◆ REQUEST
Give the number of lines in the listing below that include the word "следующих", with nothing more.

◆ THE RECORDS
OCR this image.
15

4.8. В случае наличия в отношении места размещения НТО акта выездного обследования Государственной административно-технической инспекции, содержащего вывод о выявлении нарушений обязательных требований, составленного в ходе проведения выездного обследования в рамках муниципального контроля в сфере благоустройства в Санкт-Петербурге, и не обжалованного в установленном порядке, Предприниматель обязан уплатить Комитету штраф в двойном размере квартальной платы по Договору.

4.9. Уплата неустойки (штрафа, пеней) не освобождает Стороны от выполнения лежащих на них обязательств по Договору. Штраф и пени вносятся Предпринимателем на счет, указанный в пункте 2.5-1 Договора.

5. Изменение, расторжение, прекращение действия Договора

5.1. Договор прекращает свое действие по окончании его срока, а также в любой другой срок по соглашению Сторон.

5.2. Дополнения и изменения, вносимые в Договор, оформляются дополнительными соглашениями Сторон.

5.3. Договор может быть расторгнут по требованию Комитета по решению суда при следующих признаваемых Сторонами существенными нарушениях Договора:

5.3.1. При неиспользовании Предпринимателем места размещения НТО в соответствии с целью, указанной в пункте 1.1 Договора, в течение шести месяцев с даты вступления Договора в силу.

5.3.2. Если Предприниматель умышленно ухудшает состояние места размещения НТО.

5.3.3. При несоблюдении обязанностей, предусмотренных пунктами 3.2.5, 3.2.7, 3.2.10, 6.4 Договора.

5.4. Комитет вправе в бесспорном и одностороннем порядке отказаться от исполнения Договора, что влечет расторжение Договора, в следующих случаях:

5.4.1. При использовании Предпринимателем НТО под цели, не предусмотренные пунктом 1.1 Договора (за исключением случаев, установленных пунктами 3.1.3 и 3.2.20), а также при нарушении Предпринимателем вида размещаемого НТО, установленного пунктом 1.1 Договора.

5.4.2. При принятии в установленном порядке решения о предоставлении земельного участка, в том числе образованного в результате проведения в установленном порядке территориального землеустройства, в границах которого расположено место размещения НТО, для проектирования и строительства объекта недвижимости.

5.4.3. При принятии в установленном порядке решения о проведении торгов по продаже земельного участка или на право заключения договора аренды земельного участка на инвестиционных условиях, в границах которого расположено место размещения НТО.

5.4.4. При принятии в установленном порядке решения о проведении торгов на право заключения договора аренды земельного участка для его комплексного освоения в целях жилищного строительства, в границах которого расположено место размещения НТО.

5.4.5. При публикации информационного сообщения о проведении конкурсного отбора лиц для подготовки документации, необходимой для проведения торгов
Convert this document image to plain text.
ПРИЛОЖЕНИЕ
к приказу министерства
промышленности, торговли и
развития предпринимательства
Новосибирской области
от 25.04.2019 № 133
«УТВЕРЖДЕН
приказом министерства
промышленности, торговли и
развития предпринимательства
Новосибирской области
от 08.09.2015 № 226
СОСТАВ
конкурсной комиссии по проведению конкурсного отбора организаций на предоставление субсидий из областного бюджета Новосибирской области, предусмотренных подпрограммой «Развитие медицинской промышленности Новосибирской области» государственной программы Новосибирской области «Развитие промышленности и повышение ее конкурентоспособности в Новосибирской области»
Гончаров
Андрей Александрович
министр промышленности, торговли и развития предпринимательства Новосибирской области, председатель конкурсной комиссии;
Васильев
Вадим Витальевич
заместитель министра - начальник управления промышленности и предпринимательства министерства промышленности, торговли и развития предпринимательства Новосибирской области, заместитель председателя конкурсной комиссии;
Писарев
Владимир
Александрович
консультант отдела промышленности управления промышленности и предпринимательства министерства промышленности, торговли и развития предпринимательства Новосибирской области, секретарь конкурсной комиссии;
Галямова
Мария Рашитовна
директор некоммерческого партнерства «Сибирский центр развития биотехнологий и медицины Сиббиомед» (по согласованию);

◆ RESULT OF THIS TASK
2